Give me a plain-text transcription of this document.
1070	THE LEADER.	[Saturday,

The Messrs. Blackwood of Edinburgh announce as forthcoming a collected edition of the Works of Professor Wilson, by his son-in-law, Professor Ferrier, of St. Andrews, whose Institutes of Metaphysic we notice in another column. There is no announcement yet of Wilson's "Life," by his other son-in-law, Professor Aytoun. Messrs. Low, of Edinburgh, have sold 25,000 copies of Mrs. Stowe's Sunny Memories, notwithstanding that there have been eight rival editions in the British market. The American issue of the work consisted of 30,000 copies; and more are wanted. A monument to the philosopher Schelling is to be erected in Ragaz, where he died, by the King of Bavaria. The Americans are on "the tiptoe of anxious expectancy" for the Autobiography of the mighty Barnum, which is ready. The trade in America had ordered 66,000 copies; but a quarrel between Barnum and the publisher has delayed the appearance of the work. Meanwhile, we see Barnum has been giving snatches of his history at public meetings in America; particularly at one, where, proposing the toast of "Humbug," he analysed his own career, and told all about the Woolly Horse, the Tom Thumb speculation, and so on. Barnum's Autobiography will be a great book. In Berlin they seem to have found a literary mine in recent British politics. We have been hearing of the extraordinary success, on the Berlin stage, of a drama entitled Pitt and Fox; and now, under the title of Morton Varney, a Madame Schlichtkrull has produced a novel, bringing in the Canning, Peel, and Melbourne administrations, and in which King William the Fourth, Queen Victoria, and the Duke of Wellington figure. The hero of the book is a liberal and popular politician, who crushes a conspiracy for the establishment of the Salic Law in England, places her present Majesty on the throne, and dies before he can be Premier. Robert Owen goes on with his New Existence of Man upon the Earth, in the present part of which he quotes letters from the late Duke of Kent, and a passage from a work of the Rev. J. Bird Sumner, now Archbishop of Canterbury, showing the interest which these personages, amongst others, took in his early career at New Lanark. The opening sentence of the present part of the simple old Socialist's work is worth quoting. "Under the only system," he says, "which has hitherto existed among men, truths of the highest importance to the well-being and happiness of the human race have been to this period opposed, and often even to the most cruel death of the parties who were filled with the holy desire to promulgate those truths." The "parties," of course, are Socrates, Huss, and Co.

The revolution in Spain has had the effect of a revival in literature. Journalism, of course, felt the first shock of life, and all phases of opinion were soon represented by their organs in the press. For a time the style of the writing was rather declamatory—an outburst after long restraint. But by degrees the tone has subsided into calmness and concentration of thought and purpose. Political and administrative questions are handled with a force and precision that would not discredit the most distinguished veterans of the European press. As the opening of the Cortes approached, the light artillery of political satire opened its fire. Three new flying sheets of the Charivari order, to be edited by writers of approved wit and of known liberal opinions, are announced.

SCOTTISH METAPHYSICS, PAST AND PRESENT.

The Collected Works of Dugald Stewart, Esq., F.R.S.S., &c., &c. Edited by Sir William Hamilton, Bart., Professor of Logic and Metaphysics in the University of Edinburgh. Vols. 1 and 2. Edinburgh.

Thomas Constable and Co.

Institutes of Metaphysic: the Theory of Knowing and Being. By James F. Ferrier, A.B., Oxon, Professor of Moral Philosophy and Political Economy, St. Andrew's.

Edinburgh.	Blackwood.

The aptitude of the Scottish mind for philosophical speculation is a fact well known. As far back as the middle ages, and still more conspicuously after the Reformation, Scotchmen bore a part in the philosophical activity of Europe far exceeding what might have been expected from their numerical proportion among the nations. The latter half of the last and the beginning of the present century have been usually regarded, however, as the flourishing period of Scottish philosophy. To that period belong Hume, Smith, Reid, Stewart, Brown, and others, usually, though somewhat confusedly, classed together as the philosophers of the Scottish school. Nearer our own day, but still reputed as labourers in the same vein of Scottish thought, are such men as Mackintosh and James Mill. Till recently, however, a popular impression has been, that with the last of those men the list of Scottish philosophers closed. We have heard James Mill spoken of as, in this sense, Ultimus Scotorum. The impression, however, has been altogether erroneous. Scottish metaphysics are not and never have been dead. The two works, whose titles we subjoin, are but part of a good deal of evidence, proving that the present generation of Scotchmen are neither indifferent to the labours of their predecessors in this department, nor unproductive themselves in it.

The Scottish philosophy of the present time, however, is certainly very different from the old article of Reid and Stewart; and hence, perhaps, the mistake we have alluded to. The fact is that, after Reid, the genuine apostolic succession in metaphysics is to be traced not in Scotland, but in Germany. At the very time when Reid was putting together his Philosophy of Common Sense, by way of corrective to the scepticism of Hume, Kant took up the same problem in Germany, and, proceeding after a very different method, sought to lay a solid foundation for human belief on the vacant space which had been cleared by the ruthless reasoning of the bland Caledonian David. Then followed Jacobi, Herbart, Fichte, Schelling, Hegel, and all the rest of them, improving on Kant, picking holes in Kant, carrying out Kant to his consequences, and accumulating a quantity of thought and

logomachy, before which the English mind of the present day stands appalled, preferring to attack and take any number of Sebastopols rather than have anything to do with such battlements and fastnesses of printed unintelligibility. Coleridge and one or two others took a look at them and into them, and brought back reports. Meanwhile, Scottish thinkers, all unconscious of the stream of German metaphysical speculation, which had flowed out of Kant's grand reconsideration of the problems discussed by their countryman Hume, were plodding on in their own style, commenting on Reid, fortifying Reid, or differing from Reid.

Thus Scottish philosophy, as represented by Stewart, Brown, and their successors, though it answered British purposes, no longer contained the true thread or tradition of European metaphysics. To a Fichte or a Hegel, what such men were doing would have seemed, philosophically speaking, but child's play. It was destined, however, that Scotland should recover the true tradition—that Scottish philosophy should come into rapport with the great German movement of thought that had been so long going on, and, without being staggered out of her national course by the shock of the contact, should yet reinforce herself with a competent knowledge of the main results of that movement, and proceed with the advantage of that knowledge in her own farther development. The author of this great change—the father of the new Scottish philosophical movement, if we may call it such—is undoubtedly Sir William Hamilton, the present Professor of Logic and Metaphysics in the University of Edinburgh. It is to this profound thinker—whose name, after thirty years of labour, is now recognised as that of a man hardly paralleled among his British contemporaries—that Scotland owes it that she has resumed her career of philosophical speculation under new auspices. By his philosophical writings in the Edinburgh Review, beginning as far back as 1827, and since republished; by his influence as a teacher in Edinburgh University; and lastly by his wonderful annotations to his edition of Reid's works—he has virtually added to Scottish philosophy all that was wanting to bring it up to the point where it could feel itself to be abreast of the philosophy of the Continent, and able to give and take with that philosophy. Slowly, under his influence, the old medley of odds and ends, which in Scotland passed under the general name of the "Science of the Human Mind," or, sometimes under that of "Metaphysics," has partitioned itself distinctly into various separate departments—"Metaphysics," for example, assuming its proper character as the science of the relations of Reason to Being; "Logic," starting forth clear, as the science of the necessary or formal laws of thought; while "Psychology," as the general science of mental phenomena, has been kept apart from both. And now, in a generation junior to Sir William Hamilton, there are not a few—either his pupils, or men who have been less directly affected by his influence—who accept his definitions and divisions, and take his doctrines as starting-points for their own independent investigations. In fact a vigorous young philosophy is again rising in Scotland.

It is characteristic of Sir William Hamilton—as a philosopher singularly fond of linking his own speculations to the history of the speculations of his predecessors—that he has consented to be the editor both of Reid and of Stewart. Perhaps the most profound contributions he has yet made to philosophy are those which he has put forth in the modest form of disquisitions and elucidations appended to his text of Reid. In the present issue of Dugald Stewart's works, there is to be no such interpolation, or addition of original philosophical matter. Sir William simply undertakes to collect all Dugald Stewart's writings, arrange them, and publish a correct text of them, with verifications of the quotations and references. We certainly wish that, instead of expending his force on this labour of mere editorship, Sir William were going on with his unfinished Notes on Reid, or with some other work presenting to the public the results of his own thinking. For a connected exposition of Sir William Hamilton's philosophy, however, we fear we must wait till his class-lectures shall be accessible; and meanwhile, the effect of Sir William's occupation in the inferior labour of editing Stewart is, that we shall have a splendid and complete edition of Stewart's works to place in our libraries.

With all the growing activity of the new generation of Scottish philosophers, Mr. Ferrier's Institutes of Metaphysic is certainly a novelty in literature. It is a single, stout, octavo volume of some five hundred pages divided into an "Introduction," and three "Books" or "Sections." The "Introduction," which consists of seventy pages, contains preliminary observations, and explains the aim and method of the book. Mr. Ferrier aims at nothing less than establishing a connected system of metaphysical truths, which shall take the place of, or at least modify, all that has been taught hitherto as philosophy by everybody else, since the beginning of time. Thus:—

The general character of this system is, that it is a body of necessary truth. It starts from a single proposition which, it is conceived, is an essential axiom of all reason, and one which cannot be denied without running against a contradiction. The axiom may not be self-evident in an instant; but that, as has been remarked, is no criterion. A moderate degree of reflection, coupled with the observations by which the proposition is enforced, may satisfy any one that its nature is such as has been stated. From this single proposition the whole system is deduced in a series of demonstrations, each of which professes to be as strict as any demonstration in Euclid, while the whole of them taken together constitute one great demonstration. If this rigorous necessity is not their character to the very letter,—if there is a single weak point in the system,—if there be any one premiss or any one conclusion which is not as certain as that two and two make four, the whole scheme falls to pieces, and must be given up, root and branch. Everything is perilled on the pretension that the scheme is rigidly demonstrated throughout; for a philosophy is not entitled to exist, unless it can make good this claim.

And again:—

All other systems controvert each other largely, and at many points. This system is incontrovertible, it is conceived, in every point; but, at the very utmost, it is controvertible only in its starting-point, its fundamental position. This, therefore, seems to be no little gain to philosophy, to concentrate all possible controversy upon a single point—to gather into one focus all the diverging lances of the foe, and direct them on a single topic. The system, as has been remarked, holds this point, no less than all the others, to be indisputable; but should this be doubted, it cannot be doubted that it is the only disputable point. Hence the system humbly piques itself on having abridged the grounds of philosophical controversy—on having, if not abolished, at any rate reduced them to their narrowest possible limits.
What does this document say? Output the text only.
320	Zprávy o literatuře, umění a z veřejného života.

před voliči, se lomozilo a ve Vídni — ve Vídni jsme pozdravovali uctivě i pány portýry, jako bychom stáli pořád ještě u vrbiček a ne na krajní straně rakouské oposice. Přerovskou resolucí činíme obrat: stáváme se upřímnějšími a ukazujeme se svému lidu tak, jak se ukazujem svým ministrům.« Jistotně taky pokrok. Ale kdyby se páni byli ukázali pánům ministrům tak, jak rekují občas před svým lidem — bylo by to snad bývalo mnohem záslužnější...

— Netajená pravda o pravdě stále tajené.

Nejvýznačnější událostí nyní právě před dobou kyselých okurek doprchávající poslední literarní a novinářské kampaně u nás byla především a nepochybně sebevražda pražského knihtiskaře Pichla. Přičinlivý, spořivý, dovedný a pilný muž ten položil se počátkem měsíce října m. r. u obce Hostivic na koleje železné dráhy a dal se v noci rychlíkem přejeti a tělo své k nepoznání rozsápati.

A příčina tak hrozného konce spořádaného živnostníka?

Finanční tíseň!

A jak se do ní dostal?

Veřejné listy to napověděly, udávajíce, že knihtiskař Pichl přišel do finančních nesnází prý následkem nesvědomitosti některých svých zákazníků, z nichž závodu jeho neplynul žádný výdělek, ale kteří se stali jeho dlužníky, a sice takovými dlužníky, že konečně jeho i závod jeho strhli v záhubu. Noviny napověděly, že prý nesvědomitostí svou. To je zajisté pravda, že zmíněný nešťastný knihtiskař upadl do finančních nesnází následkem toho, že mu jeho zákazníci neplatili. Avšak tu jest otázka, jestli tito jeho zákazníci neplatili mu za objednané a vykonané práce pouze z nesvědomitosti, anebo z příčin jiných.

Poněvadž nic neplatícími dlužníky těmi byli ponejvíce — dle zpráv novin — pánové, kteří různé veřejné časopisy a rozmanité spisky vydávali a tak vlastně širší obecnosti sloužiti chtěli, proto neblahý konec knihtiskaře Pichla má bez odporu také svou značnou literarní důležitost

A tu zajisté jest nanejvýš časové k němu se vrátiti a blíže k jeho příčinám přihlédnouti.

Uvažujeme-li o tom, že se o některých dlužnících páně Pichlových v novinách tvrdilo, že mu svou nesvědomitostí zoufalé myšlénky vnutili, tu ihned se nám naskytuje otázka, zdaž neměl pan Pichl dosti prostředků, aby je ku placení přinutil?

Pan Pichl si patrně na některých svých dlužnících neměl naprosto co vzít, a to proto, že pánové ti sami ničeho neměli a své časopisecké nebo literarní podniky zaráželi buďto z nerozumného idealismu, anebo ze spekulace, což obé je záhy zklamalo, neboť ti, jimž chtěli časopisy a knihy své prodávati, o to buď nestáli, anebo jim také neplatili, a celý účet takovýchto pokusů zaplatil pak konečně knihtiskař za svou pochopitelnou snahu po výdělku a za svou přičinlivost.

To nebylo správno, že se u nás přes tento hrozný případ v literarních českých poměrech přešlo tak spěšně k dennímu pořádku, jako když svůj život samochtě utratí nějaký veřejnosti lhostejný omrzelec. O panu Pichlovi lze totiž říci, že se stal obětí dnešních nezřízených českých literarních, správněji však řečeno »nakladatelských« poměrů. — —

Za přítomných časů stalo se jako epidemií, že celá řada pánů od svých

----------------

## What is needed:
Count every line above that holds the word "than", and state the number and nothing more.

## Reply to the task:
3